*MATERIAL SUPPLIED:*
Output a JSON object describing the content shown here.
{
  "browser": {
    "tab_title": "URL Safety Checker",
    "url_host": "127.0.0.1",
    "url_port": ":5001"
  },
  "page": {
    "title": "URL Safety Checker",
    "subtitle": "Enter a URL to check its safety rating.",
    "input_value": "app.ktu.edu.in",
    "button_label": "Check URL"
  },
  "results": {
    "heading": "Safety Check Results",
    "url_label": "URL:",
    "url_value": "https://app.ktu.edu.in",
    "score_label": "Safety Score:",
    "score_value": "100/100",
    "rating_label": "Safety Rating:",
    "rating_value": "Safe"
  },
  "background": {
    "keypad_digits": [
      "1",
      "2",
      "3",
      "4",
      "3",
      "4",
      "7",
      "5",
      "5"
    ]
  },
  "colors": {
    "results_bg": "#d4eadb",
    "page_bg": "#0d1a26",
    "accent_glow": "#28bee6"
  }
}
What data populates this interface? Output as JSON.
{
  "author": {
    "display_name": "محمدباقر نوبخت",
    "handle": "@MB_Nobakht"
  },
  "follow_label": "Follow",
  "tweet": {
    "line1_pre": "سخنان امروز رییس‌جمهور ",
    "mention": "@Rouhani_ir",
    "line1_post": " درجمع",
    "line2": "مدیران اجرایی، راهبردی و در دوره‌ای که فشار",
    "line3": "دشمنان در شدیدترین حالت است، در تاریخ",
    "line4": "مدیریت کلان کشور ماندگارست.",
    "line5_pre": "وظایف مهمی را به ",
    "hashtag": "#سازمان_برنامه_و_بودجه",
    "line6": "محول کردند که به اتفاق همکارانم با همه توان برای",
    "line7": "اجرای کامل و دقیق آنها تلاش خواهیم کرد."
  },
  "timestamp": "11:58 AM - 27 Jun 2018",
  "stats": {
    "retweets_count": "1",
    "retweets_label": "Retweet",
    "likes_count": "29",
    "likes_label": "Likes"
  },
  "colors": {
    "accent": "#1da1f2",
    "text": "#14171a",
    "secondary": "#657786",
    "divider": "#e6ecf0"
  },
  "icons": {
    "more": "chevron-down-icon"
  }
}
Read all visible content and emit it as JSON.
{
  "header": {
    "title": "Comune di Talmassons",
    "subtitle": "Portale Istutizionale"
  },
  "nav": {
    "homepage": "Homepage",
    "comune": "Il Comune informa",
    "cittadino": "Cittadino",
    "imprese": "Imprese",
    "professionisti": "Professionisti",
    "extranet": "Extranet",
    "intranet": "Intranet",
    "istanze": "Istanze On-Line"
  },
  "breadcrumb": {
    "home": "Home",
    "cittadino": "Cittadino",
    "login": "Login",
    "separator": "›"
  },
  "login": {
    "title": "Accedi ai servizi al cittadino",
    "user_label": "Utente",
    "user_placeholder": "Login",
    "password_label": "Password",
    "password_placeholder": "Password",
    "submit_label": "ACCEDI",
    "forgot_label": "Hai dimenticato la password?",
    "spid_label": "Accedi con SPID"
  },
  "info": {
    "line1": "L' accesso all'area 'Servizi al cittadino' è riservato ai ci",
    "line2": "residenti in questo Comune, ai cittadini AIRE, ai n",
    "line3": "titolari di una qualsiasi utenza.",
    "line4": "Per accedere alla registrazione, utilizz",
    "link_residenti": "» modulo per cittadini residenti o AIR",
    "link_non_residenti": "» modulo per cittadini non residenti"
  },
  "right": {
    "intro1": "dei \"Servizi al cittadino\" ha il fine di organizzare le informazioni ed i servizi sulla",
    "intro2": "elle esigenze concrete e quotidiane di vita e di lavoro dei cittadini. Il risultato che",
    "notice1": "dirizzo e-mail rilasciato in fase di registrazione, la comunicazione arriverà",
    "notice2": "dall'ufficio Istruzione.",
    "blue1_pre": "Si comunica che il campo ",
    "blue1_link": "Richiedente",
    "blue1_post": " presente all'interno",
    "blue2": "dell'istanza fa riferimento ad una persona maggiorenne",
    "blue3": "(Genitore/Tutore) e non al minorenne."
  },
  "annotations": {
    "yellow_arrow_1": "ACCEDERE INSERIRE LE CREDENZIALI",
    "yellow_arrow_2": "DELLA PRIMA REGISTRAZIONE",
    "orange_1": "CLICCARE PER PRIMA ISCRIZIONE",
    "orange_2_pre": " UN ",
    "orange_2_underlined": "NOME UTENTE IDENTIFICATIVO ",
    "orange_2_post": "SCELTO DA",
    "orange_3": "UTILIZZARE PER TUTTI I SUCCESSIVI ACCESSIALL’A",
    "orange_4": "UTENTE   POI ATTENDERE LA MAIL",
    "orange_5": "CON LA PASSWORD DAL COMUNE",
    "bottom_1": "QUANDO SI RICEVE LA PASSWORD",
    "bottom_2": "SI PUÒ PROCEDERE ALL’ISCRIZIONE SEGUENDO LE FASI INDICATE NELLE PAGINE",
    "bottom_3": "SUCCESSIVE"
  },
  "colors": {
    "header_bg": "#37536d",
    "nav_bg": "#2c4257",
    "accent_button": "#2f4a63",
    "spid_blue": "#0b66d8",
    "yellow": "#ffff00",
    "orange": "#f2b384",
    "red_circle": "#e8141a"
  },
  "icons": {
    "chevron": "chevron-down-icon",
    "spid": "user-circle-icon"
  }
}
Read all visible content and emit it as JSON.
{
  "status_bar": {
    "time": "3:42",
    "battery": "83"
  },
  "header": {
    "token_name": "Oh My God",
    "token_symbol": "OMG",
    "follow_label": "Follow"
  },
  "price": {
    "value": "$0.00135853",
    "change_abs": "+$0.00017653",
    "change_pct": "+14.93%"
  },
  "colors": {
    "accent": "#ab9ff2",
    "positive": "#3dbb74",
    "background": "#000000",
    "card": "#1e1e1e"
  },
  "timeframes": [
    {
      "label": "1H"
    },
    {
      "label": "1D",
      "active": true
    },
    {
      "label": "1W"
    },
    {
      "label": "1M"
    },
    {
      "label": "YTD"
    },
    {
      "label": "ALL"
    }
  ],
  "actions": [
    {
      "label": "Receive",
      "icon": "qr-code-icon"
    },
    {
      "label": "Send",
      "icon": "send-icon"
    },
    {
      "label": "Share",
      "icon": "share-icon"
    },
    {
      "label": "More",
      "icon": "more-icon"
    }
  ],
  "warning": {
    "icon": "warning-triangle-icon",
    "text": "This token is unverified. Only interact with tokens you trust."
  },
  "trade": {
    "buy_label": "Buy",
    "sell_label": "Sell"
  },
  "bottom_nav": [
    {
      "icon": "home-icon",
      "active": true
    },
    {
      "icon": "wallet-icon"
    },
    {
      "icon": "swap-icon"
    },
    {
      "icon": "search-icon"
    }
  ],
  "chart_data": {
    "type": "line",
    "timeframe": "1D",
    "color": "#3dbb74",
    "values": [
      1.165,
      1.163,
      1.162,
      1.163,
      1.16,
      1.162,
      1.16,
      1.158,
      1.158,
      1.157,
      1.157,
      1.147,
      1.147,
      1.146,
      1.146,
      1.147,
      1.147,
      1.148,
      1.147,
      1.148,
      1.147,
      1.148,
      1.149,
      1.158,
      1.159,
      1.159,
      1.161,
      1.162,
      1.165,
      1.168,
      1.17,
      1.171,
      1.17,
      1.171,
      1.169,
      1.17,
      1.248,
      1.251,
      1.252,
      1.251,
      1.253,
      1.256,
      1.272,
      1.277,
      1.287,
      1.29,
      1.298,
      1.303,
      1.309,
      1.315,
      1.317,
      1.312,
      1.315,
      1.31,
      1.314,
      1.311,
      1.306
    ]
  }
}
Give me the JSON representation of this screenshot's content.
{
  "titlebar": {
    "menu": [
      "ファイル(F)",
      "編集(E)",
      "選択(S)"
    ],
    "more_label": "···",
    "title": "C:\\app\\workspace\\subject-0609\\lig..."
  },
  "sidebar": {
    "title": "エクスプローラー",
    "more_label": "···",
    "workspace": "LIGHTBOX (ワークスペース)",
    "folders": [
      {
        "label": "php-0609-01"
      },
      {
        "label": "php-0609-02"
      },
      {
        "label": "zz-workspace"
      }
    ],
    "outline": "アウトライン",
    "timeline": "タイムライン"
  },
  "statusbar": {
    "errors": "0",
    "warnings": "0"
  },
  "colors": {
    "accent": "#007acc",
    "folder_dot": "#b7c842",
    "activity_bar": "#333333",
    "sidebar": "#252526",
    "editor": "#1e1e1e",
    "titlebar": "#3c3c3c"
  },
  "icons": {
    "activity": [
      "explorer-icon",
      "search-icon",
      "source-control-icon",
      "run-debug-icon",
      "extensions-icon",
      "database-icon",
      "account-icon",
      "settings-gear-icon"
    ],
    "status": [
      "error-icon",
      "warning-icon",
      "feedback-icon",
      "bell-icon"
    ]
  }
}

*WRITTEN REQUEST:* Return the line that contains "Give me the" along with every line after it through the end of the entries, exactly, adding nothing.

*RESULT:*
Give me the JSON representation of this screenshot's content.
{
  "titlebar": {
    "menu": [
      "ファイル(F)",
      "編集(E)",
      "選択(S)"
    ],
    "more_label": "···",
    "title": "C:\\app\\workspace\\subject-0609\\lig..."
  },
  "sidebar": {
    "title": "エクスプローラー",
    "more_label": "···",
    "workspace": "LIGHTBOX (ワークスペース)",
    "folders": [
      {
        "label": "php-0609-01"
      },
      {
        "label": "php-0609-02"
      },
      {
        "label": "zz-workspace"
      }
    ],
    "outline": "アウトライン",
    "timeline": "タイムライン"
  },
  "statusbar": {
    "errors": "0",
    "warnings": "0"
  },
  "colors": {
    "accent": "#007acc",
    "folder_dot": "#b7c842",
    "activity_bar": "#333333",
    "sidebar": "#252526",
    "editor": "#1e1e1e",
    "titlebar": "#3c3c3c"
  },
  "icons": {
    "activity": [
      "explorer-icon",
      "search-icon",
      "source-control-icon",
      "run-debug-icon",
      "extensions-icon",
      "database-icon",
      "account-icon",
      "settings-gear-icon"
    ],
    "status": [
      "error-icon",
      "warning-icon",
      "feedback-icon",
      "bell-icon"
    ]
  }
}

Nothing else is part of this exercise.